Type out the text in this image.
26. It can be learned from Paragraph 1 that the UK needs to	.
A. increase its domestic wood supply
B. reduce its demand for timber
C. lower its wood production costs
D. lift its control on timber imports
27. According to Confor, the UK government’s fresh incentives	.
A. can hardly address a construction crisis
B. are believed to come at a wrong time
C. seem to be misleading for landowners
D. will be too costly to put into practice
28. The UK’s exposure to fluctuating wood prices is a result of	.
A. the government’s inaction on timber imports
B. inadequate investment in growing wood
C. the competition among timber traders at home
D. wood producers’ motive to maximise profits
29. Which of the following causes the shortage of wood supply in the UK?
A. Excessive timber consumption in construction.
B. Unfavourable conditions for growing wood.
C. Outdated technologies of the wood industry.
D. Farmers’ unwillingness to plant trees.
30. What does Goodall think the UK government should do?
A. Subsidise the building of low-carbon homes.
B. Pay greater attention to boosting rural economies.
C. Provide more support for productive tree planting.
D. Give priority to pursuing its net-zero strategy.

·····

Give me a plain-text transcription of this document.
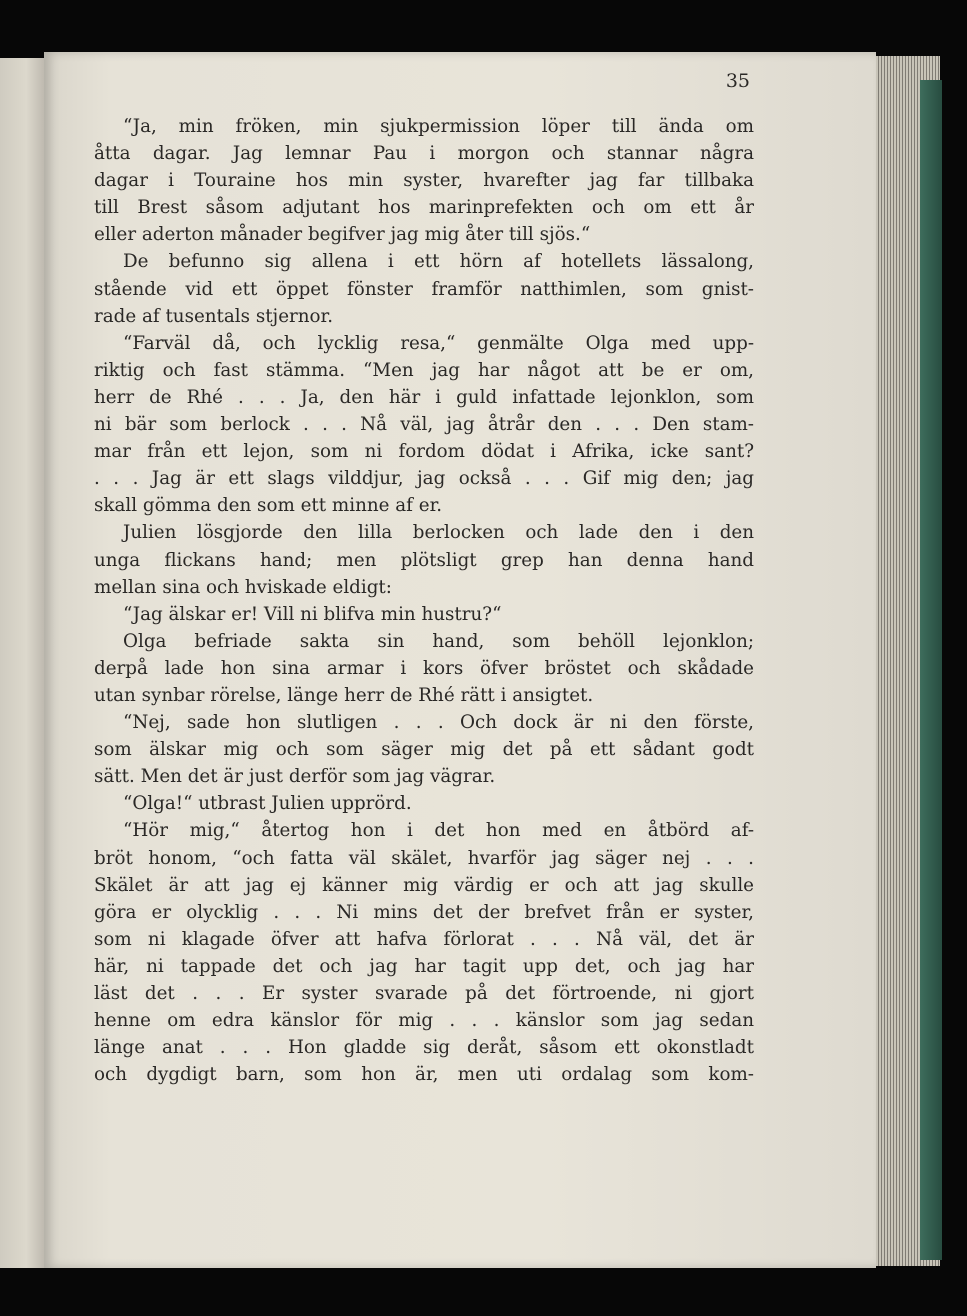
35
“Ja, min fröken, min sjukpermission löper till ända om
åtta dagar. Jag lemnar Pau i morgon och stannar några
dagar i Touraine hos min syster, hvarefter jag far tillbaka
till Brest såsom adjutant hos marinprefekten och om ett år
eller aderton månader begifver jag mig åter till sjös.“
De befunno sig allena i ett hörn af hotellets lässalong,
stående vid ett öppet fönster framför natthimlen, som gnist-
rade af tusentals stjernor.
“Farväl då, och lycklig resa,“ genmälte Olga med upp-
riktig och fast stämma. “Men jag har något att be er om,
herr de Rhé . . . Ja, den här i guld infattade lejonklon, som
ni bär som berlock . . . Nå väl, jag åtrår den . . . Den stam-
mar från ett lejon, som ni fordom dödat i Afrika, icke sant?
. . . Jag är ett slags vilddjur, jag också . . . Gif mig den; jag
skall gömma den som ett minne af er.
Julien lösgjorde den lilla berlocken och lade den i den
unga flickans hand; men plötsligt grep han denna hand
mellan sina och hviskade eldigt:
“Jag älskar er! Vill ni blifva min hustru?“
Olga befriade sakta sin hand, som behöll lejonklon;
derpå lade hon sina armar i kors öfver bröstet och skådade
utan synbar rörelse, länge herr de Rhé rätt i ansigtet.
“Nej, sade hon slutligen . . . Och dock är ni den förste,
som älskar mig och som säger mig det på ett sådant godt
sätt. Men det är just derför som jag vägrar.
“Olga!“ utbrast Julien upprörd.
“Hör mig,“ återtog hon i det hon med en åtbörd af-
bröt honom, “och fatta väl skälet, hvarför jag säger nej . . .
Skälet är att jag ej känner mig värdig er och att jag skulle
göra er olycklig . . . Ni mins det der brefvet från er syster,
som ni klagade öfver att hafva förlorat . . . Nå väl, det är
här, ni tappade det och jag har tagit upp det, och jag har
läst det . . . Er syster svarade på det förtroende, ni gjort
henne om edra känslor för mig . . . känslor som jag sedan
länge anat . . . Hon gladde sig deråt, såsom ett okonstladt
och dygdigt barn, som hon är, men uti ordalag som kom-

·····

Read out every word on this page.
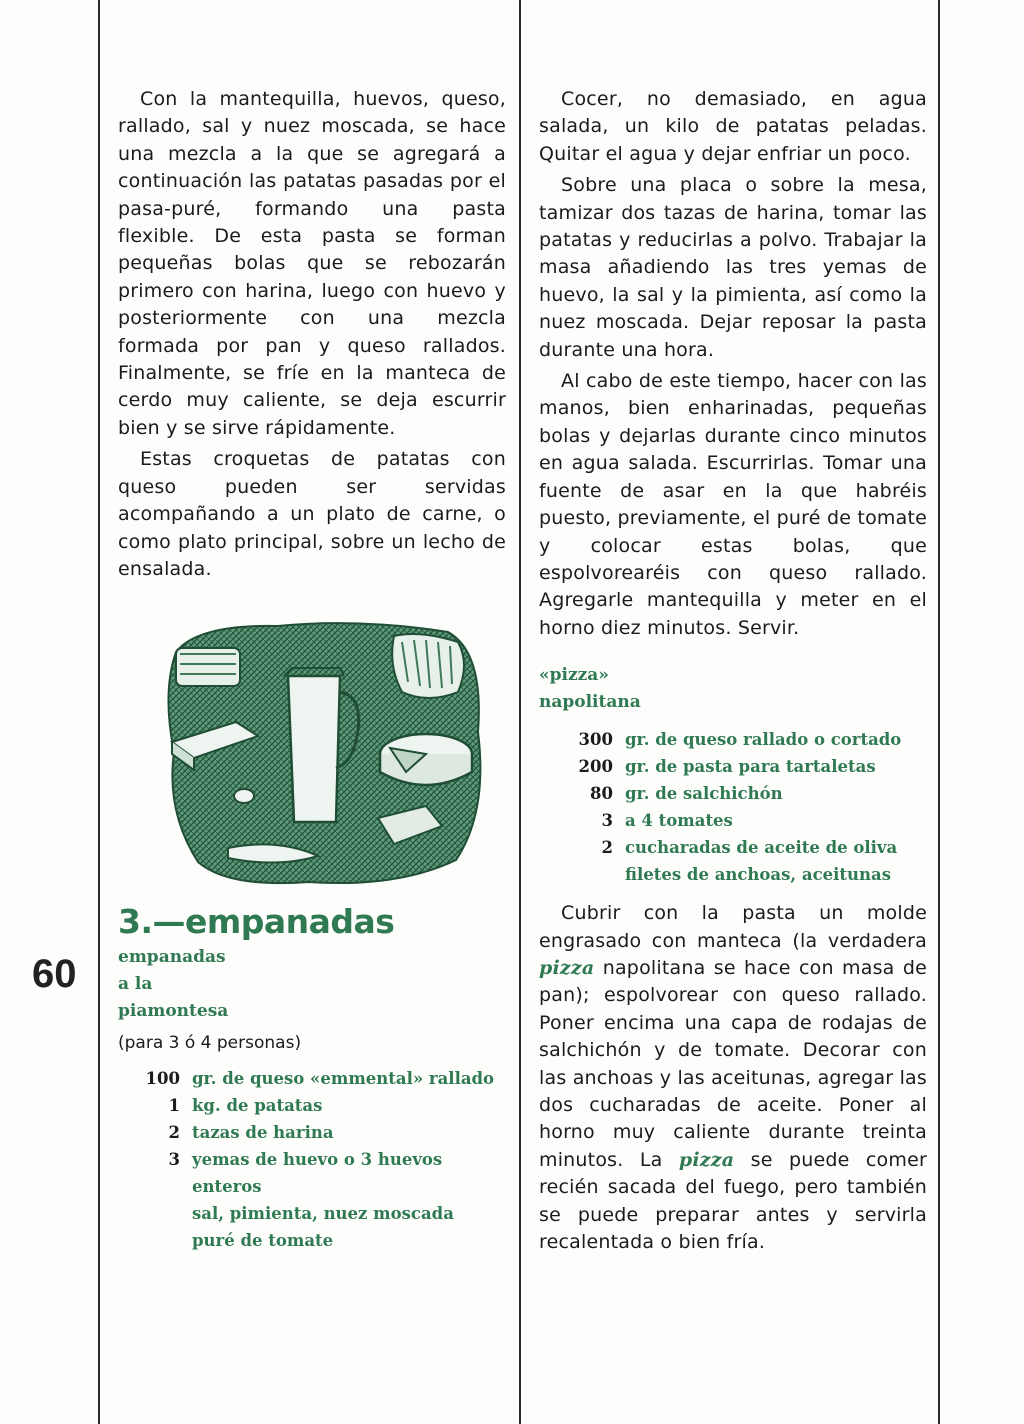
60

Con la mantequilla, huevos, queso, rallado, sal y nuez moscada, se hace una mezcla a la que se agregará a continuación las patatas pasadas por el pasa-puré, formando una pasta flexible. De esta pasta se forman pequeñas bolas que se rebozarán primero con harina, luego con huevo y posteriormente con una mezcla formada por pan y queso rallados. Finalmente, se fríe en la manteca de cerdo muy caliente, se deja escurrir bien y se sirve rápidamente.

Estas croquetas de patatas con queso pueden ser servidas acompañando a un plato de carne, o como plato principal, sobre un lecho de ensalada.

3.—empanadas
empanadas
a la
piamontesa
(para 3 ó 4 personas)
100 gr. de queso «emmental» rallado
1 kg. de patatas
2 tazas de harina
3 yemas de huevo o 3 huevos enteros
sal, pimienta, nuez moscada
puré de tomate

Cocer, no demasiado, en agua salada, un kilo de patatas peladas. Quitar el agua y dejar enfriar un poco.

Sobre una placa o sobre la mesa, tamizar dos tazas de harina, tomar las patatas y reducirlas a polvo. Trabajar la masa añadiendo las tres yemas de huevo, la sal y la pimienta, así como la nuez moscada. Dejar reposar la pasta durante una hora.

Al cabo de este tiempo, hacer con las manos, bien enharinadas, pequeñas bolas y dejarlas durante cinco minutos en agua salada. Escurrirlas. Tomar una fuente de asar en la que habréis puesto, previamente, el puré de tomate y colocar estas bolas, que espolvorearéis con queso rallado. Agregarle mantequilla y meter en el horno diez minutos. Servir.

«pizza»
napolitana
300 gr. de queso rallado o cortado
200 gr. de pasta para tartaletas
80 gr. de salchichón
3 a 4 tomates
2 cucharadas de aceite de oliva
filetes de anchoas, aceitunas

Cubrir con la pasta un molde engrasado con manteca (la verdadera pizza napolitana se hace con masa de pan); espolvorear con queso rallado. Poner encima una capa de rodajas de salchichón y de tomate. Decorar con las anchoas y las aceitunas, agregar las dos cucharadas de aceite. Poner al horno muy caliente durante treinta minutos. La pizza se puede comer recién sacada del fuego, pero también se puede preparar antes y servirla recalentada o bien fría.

·····

» Request: Pick out every line above that contains the word "caliente" and copy it.

» Correct output:
Con la mantequilla, huevos, queso, rallado, sal y nuez moscada, se hace una mezcla a la que se agregará a continuación las patatas pasadas por el pasa-puré, formando una pasta flexible. De esta pasta se forman pequeñas bolas que se rebozarán primero con harina, luego con huevo y posteriormente con una mezcla formada por pan y queso rallados. Finalmente, se fríe en la manteca de cerdo muy caliente, se deja escurrir bien y se sirve rápidamente.
Cubrir con la pasta un molde engrasado con manteca (la verdadera pizza napolitana se hace con masa de pan); espolvorear con queso rallado. Poner encima una capa de rodajas de salchichón y de tomate. Decorar con las anchoas y las aceitunas, agregar las dos cucharadas de aceite. Poner al horno muy caliente durante treinta minutos. La pizza se puede comer recién sacada del fuego, pero también se puede preparar antes y servirla recalentada o bien fría.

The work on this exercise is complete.